All entries below are to be set down again, identical to the source.

********************

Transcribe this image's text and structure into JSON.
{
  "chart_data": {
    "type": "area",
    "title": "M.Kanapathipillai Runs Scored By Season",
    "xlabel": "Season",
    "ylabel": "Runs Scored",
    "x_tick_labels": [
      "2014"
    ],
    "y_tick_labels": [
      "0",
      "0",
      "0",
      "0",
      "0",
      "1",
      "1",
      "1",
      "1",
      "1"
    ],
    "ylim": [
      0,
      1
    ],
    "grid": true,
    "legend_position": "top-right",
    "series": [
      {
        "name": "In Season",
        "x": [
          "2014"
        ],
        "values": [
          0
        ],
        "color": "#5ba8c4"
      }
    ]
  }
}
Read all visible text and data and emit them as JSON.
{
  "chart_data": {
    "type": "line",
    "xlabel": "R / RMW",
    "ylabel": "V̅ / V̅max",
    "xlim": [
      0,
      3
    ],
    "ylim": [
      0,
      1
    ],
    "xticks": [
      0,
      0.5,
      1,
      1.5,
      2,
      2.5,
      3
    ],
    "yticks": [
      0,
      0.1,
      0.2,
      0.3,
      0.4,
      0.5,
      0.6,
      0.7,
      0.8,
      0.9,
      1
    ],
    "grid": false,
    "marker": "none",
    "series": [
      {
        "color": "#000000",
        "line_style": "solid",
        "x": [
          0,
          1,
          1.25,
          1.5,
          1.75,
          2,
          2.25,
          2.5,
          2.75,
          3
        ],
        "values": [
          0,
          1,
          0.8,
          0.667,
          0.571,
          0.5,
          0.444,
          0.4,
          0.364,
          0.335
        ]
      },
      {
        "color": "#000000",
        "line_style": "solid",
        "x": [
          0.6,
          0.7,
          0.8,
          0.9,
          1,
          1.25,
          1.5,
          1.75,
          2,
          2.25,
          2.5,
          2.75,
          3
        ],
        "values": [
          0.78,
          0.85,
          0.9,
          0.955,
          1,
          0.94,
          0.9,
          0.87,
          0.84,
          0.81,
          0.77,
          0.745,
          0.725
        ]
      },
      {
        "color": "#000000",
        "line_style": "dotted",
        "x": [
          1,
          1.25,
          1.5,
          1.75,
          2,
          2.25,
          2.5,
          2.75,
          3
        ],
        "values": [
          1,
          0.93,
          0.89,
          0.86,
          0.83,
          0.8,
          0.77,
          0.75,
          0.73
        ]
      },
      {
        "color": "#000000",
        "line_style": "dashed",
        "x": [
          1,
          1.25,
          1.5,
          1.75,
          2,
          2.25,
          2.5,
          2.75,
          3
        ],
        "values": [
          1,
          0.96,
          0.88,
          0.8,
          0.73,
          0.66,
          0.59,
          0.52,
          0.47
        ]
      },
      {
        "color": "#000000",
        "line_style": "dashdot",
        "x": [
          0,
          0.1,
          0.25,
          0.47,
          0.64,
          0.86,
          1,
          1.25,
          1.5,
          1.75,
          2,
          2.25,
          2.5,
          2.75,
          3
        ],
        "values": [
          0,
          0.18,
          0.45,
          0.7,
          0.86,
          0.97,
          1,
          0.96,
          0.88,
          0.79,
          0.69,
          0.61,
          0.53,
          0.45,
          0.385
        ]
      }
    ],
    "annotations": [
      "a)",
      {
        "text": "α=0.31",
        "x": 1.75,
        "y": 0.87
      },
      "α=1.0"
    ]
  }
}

********************

Result of this task:
Transcribe this image's text and structure into JSON.
{
  "chart_data": {
    "type": "area",
    "title": "M.Kanapathipillai Runs Scored By Season",
    "xlabel": "Season",
    "ylabel": "Runs Scored",
    "x_tick_labels": [
      "2014"
    ],
    "y_tick_labels": [
      "0",
      "0",
      "0",
      "0",
      "0",
      "1",
      "1",
      "1",
      "1",
      "1"
    ],
    "ylim": [
      0,
      1
    ],
    "grid": true,
    "legend_position": "top-right",
    "series": [
      {
        "name": "In Season",
        "x": [
          "2014"
        ],
        "values": [
          0
        ],
        "color": "#5ba8c4"
      }
    ]
  }
}
Read all visible text and data and emit them as JSON.
{
  "chart_data": {
    "type": "line",
    "xlabel": "R / RMW",
    "ylabel": "V̅ / V̅max",
    "xlim": [
      0,
      3
    ],
    "ylim": [
      0,
      1
    ],
    "xticks": [
      0,
      0.5,
      1,
      1.5,
      2,
      2.5,
      3
    ],
    "yticks": [
      0,
      0.1,
      0.2,
      0.3,
      0.4,
      0.5,
      0.6,
      0.7,
      0.8,
      0.9,
      1
    ],
    "grid": false,
    "marker": "none",
    "series": [
      {
        "color": "#000000",
        "line_style": "solid",
        "x": [
          0,
          1,
          1.25,
          1.5,
          1.75,
          2,
          2.25,
          2.5,
          2.75,
          3
        ],
        "values": [
          0,
          1,
          0.8,
          0.667,
          0.571,
          0.5,
          0.444,
          0.4,
          0.364,
          0.335
        ]
      },
      {
        "color": "#000000",
        "line_style": "solid",
        "x": [
          0.6,
          0.7,
          0.8,
          0.9,
          1,
          1.25,
          1.5,
          1.75,
          2,
          2.25,
          2.5,
          2.75,
          3
        ],
        "values": [
          0.78,
          0.85,
          0.9,
          0.955,
          1,
          0.94,
          0.9,
          0.87,
          0.84,
          0.81,
          0.77,
          0.745,
          0.725
        ]
      },
      {
        "color": "#000000",
        "line_style": "dotted",
        "x": [
          1,
          1.25,
          1.5,
          1.75,
          2,
          2.25,
          2.5,
          2.75,
          3
        ],
        "values": [
          1,
          0.93,
          0.89,
          0.86,
          0.83,
          0.8,
          0.77,
          0.75,
          0.73
        ]
      },
      {
        "color": "#000000",
        "line_style": "dashed",
        "x": [
          1,
          1.25,
          1.5,
          1.75,
          2,
          2.25,
          2.5,
          2.75,
          3
        ],
        "values": [
          1,
          0.96,
          0.88,
          0.8,
          0.73,
          0.66,
          0.59,
          0.52,
          0.47
        ]
      },
      {
        "color": "#000000",
        "line_style": "dashdot",
        "x": [
          0,
          0.1,
          0.25,
          0.47,
          0.64,
          0.86,
          1,
          1.25,
          1.5,
          1.75,
          2,
          2.25,
          2.5,
          2.75,
          3
        ],
        "values": [
          0,
          0.18,
          0.45,
          0.7,
          0.86,
          0.97,
          1,
          0.96,
          0.88,
          0.79,
          0.69,
          0.61,
          0.53,
          0.45,
          0.385
        ]
      }
    ],
    "annotations": [
      "a)",
      {
        "text": "α=0.31",
        "x": 1.75,
        "y": 0.87
      },
      "α=1.0"
    ]
  }
}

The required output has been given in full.